**DATA**:
○ ○ ○ ○

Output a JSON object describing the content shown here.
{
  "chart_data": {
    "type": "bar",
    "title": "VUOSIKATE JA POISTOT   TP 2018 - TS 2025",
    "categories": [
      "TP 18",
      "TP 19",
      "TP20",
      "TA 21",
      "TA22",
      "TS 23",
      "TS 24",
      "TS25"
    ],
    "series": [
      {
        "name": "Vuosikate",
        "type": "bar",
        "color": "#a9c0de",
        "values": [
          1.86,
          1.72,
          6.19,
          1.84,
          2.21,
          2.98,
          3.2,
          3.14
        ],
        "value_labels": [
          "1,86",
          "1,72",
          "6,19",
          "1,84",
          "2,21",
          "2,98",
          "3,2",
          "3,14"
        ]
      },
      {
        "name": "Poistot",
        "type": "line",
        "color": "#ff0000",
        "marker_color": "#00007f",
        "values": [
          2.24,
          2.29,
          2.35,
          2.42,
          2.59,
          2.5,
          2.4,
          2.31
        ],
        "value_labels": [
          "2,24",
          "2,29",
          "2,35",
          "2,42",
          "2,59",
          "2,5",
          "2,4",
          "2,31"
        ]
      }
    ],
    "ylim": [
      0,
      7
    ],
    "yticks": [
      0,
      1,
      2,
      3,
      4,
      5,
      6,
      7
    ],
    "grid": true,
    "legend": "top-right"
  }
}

○ ○ ○ ○

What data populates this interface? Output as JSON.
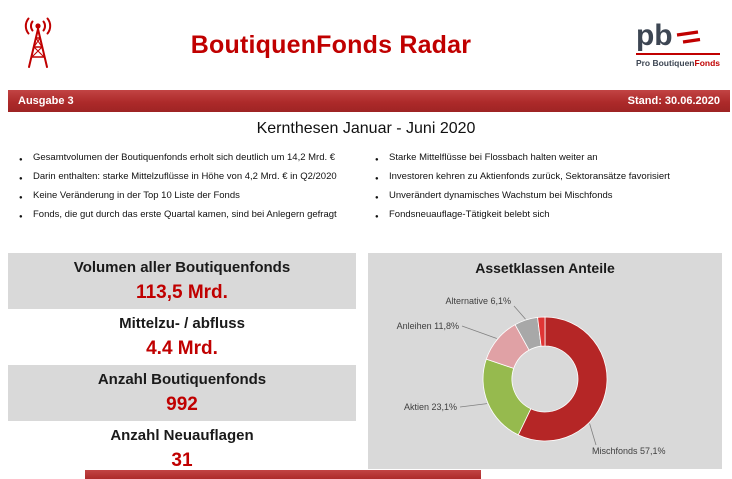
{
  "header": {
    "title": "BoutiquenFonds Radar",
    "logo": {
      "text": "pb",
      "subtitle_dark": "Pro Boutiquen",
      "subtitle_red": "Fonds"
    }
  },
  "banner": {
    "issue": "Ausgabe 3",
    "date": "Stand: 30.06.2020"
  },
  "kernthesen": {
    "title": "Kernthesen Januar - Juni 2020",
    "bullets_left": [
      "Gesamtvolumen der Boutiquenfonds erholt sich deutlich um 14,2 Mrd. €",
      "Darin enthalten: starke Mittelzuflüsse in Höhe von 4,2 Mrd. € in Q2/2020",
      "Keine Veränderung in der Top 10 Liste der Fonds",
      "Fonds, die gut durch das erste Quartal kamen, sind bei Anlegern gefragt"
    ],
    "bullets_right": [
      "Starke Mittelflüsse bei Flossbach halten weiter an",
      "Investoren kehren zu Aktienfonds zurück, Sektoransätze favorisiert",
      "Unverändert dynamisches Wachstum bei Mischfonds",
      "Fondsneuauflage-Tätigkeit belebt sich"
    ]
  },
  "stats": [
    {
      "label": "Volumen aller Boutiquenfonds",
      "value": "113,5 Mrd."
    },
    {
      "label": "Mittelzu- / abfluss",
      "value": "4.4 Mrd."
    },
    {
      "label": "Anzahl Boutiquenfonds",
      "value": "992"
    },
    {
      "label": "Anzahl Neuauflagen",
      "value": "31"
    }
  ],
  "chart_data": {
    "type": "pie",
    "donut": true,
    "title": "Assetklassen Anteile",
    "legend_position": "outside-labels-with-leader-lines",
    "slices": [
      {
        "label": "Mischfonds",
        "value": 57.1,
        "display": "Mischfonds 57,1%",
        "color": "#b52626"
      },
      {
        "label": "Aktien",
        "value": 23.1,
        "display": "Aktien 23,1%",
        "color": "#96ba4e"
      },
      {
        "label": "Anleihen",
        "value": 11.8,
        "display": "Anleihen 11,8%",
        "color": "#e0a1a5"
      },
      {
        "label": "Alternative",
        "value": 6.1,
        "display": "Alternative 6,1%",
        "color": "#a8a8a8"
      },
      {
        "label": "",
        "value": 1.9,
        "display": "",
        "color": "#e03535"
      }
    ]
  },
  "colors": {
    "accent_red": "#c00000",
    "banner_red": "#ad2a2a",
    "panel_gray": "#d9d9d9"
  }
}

○ ○ ○ ○

**WHAT TO WORK ON**: All lines above with "sich" in them should be returned.

**EXERCISE RESULT**:
      "Gesamtvolumen der Boutiquenfonds erholt sich deutlich um 14,2 Mrd. €",
      "Fondsneuauflage-Tätigkeit belebt sich"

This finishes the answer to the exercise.